→ TASK PROMPT: Among the lines below, count those with "text". Give the total alone.

-- start of EXERCISE MATERIAL --

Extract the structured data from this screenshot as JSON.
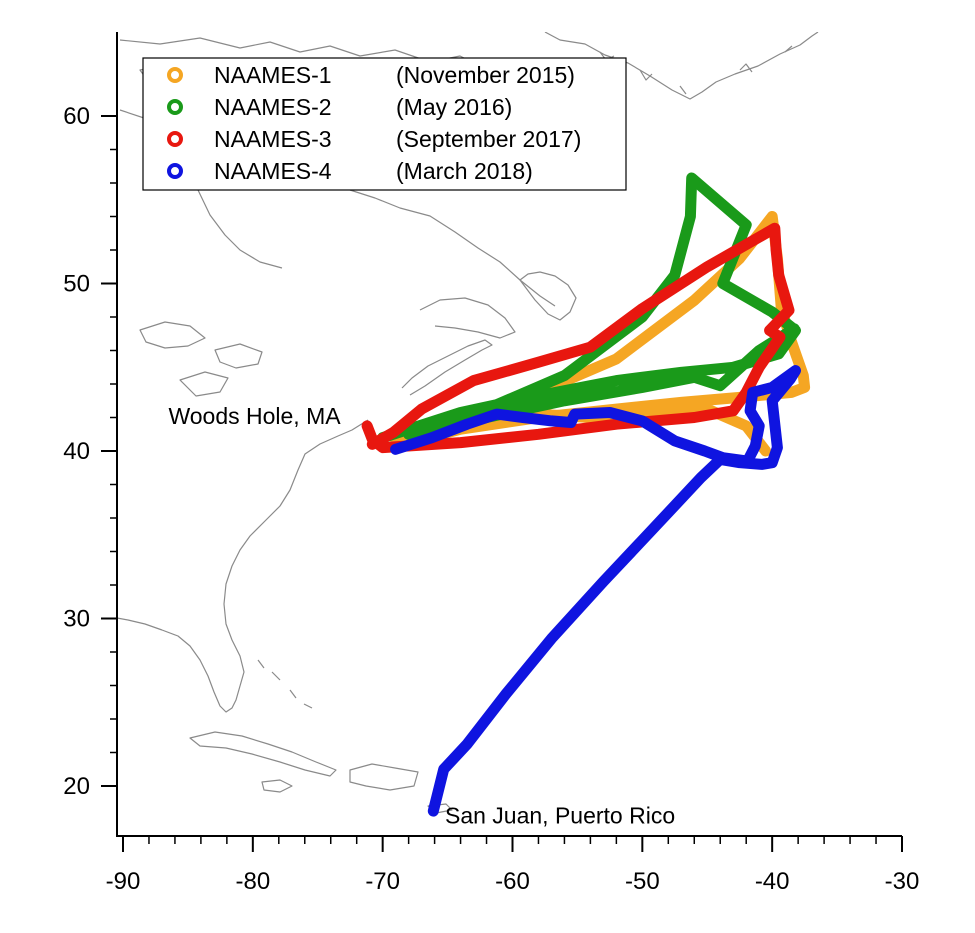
{
  "chart_data": {
    "type": "line",
    "title": "",
    "xlabel": "",
    "ylabel": "",
    "xlim": [
      -90.5,
      -30
    ],
    "ylim": [
      17,
      65
    ],
    "xticks": [
      -90,
      -80,
      -70,
      -60,
      -50,
      -40,
      -30
    ],
    "yticks": [
      20,
      30,
      40,
      50,
      60
    ],
    "xtick_labels": [
      "-90",
      "-80",
      "-70",
      "-60",
      "-50",
      "-40",
      "-30"
    ],
    "ytick_labels": [
      "20",
      "30",
      "40",
      "50",
      "60"
    ],
    "grid": false,
    "legend_position": "top-left",
    "series": [
      {
        "name": "NAAMES-1",
        "period": "(November 2015)",
        "color": "#f5a623",
        "points": [
          [
            -69,
            40.3
          ],
          [
            -64,
            41.3
          ],
          [
            -58,
            42.0
          ],
          [
            -52,
            42.5
          ],
          [
            -47,
            42.9
          ],
          [
            -42.5,
            43.2
          ],
          [
            -38.5,
            43.5
          ],
          [
            -37.5,
            43.8
          ],
          [
            -37.6,
            44.5
          ],
          [
            -38.5,
            46.5
          ],
          [
            -39.3,
            48.5
          ],
          [
            -39.6,
            51.5
          ],
          [
            -40.0,
            54.0
          ],
          [
            -42.5,
            51.5
          ],
          [
            -46,
            49.0
          ],
          [
            -52,
            45.5
          ],
          [
            -58,
            43.5
          ],
          [
            -64,
            41.8
          ],
          [
            -69,
            40.5
          ],
          [
            -66,
            41.0
          ],
          [
            -60,
            42.3
          ],
          [
            -54,
            42.0
          ],
          [
            -49,
            42.3
          ],
          [
            -45,
            42.5
          ],
          [
            -42,
            41.5
          ],
          [
            -40.5,
            40.0
          ]
        ]
      },
      {
        "name": "NAAMES-2",
        "period": "(May 2016)",
        "color": "#1a9a1a",
        "points": [
          [
            -70,
            40.8
          ],
          [
            -64,
            42.3
          ],
          [
            -58,
            43.3
          ],
          [
            -52,
            44.2
          ],
          [
            -47,
            44.7
          ],
          [
            -43,
            45.0
          ],
          [
            -39.5,
            45.8
          ],
          [
            -38.2,
            47.2
          ],
          [
            -40,
            48.3
          ],
          [
            -43.8,
            50.0
          ],
          [
            -42,
            53.5
          ],
          [
            -46.2,
            56.3
          ],
          [
            -46.3,
            54.0
          ],
          [
            -47.5,
            50.5
          ],
          [
            -50,
            48.0
          ],
          [
            -56,
            44.5
          ],
          [
            -62,
            42.5
          ],
          [
            -68,
            41.0
          ],
          [
            -62,
            42.0
          ],
          [
            -56,
            43.0
          ],
          [
            -50,
            43.8
          ],
          [
            -46,
            44.4
          ],
          [
            -44,
            43.9
          ],
          [
            -41,
            46.0
          ],
          [
            -38.3,
            47.3
          ]
        ]
      },
      {
        "name": "NAAMES-3",
        "period": "(September 2017)",
        "color": "#e8170f",
        "points": [
          [
            -71.2,
            41.5
          ],
          [
            -70.8,
            40.7
          ],
          [
            -70.0,
            40.2
          ],
          [
            -64.0,
            40.5
          ],
          [
            -58,
            41.0
          ],
          [
            -52,
            41.6
          ],
          [
            -46,
            42.0
          ],
          [
            -43.0,
            42.4
          ],
          [
            -42.0,
            43.5
          ],
          [
            -41,
            45.0
          ],
          [
            -39.4,
            46.8
          ],
          [
            -40.2,
            47.2
          ],
          [
            -38.7,
            48.4
          ],
          [
            -39.5,
            50.5
          ],
          [
            -39.7,
            52.0
          ],
          [
            -39.8,
            53.3
          ],
          [
            -45,
            51.0
          ],
          [
            -50,
            48.5
          ],
          [
            -54,
            46.2
          ],
          [
            -58,
            45.3
          ],
          [
            -63,
            44.2
          ],
          [
            -67,
            42.5
          ],
          [
            -69.2,
            41.1
          ],
          [
            -70.8,
            40.4
          ]
        ]
      },
      {
        "name": "NAAMES-4",
        "period": "(March 2018)",
        "color": "#0f14e0",
        "points": [
          [
            -66.1,
            18.5
          ],
          [
            -65.3,
            21.0
          ],
          [
            -63.5,
            22.5
          ],
          [
            -60.5,
            25.5
          ],
          [
            -57.0,
            28.8
          ],
          [
            -53.0,
            32.2
          ],
          [
            -49.0,
            35.5
          ],
          [
            -45.5,
            38.4
          ],
          [
            -44.0,
            39.5
          ],
          [
            -42.5,
            39.3
          ],
          [
            -40.8,
            39.2
          ],
          [
            -40.0,
            39.3
          ],
          [
            -39.6,
            40.2
          ],
          [
            -40.0,
            43.0
          ],
          [
            -38.6,
            44.3
          ],
          [
            -38.2,
            44.8
          ],
          [
            -40.0,
            43.8
          ],
          [
            -41.5,
            43.5
          ],
          [
            -41.7,
            42.4
          ],
          [
            -41.0,
            41.5
          ],
          [
            -41.3,
            40.3
          ],
          [
            -41.9,
            39.4
          ],
          [
            -43.8,
            39.6
          ],
          [
            -45.2,
            40.0
          ],
          [
            -47.5,
            40.6
          ],
          [
            -50.0,
            41.8
          ],
          [
            -52.5,
            42.3
          ],
          [
            -55.2,
            42.2
          ],
          [
            -55.5,
            41.7
          ],
          [
            -57.0,
            41.8
          ],
          [
            -59.2,
            42.0
          ],
          [
            -61.2,
            42.2
          ],
          [
            -63.5,
            41.6
          ],
          [
            -66.2,
            40.8
          ],
          [
            -69.0,
            40.1
          ]
        ]
      }
    ],
    "annotations": [
      {
        "text": "Woods Hole, MA",
        "lon": -86.5,
        "lat": 42.1
      },
      {
        "text": "San Juan, Puerto Rico",
        "lon": -65.2,
        "lat": 18.25
      }
    ]
  },
  "colors": {
    "axis": "#000000",
    "coastline": "#8a8a8a",
    "background": "#ffffff"
  }
}
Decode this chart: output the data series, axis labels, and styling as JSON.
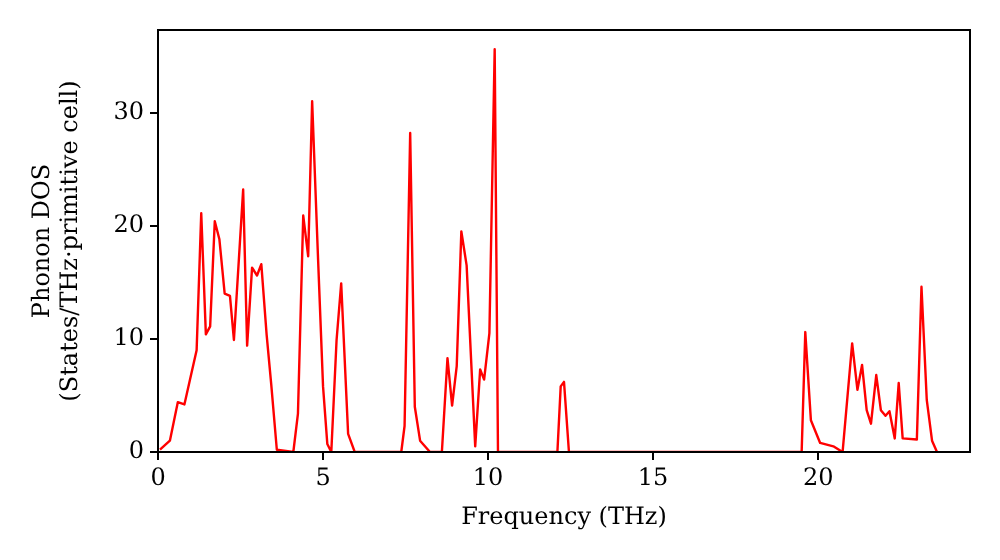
{
  "chart_data": {
    "type": "line",
    "xlabel": "Frequency (THz)",
    "ylabel": "Phonon DOS\n(States/THz·primitive cell)",
    "xlim": [
      0,
      24.6
    ],
    "ylim": [
      0,
      37.3
    ],
    "xticks": [
      0,
      5,
      10,
      15,
      20
    ],
    "yticks": [
      0,
      10,
      20,
      30
    ],
    "grid": false,
    "legend": false,
    "marker": "none",
    "line_style": "solid",
    "series": [
      {
        "color": "#ff0000",
        "x": [
          0.06,
          0.36,
          0.6,
          0.8,
          0.97,
          1.17,
          1.31,
          1.45,
          1.58,
          1.72,
          1.86,
          2.02,
          2.18,
          2.3,
          2.58,
          2.7,
          2.85,
          3.0,
          3.13,
          3.29,
          3.43,
          3.6,
          4.1,
          4.24,
          4.4,
          4.55,
          4.67,
          4.85,
          5.0,
          5.13,
          5.25,
          5.41,
          5.55,
          5.76,
          5.96,
          7.37,
          7.47,
          7.64,
          7.78,
          7.94,
          8.24,
          8.6,
          8.77,
          8.91,
          9.05,
          9.19,
          9.35,
          9.61,
          9.76,
          9.88,
          10.04,
          10.2,
          10.3,
          12.1,
          12.2,
          12.3,
          12.45,
          19.5,
          19.61,
          19.78,
          20.06,
          20.46,
          20.74,
          21.03,
          21.19,
          21.33,
          21.47,
          21.6,
          21.76,
          21.9,
          22.04,
          22.16,
          22.32,
          22.44,
          22.56,
          22.99,
          23.13,
          23.29,
          23.45,
          23.6
        ],
        "values": [
          0.2,
          1.0,
          4.4,
          4.2,
          6.4,
          9.0,
          21.1,
          10.4,
          11.1,
          20.4,
          18.8,
          14.0,
          13.8,
          9.9,
          23.2,
          9.4,
          16.3,
          15.6,
          16.6,
          10.4,
          6.0,
          0.2,
          0,
          3.4,
          20.9,
          17.3,
          31.0,
          17,
          5.8,
          0.7,
          0,
          9.9,
          14.9,
          1.6,
          0,
          0,
          2.3,
          28.2,
          4.0,
          1.0,
          0,
          0,
          8.3,
          4.1,
          7.6,
          19.5,
          16.5,
          0.5,
          7.3,
          6.4,
          10.5,
          35.6,
          0,
          0,
          5.8,
          6.2,
          0,
          0,
          10.6,
          2.8,
          0.8,
          0.5,
          0,
          9.6,
          5.5,
          7.7,
          3.7,
          2.5,
          6.8,
          3.7,
          3.2,
          3.6,
          1.2,
          6.1,
          1.2,
          1.1,
          14.6,
          4.6,
          1.0,
          0
        ]
      }
    ]
  }
}
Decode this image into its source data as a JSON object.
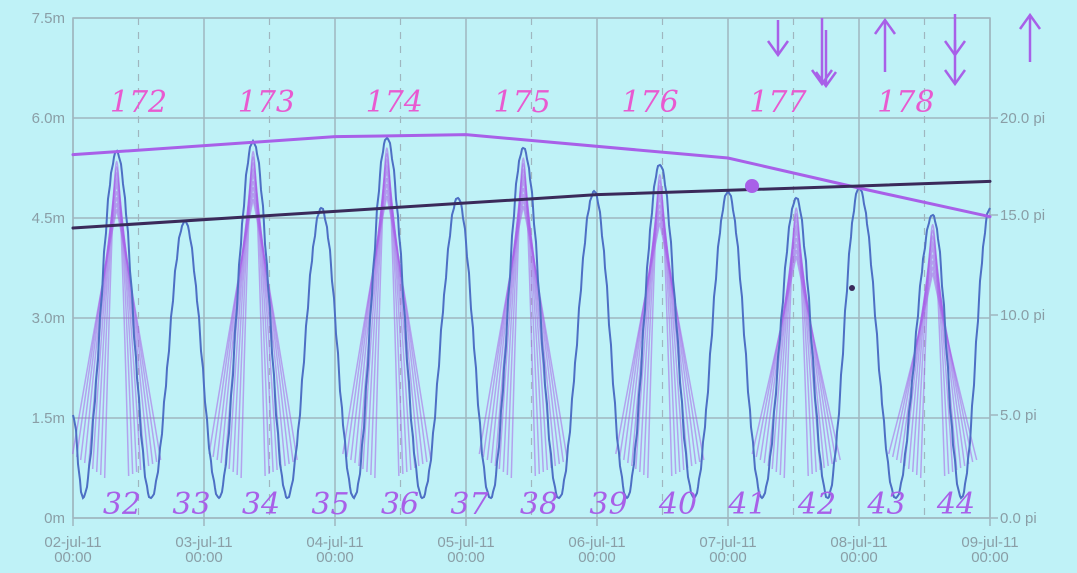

-- end of EXERCISE MATERIAL --

→ RESULT OF THE TASK: 2